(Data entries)
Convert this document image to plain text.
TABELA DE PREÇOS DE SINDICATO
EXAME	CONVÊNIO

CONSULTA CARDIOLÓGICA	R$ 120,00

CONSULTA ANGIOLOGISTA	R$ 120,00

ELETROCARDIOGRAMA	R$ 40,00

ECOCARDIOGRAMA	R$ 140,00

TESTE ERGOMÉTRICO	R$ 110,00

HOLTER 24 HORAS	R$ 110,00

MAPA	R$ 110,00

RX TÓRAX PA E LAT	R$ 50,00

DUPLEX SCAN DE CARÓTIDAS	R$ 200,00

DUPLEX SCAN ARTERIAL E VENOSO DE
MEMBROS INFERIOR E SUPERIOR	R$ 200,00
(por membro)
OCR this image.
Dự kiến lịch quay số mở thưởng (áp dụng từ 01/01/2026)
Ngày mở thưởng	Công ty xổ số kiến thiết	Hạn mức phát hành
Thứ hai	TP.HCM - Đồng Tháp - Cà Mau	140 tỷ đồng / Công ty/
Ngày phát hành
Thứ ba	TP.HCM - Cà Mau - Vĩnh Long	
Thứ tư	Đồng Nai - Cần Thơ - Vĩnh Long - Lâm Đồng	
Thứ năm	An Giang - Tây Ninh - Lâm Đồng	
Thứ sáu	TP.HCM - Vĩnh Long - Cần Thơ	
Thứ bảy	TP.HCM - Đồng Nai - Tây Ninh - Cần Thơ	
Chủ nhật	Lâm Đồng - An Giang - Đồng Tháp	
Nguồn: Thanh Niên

_WRITTEN TASK:_
Show every line above in which the word "thưởng" occurs.

_IN RESPONSE:_
Dự kiến lịch quay số mở thưởng (áp dụng từ 01/01/2026)
Ngày mở thưởng	Công ty xổ số kiến thiết	Hạn mức phát hành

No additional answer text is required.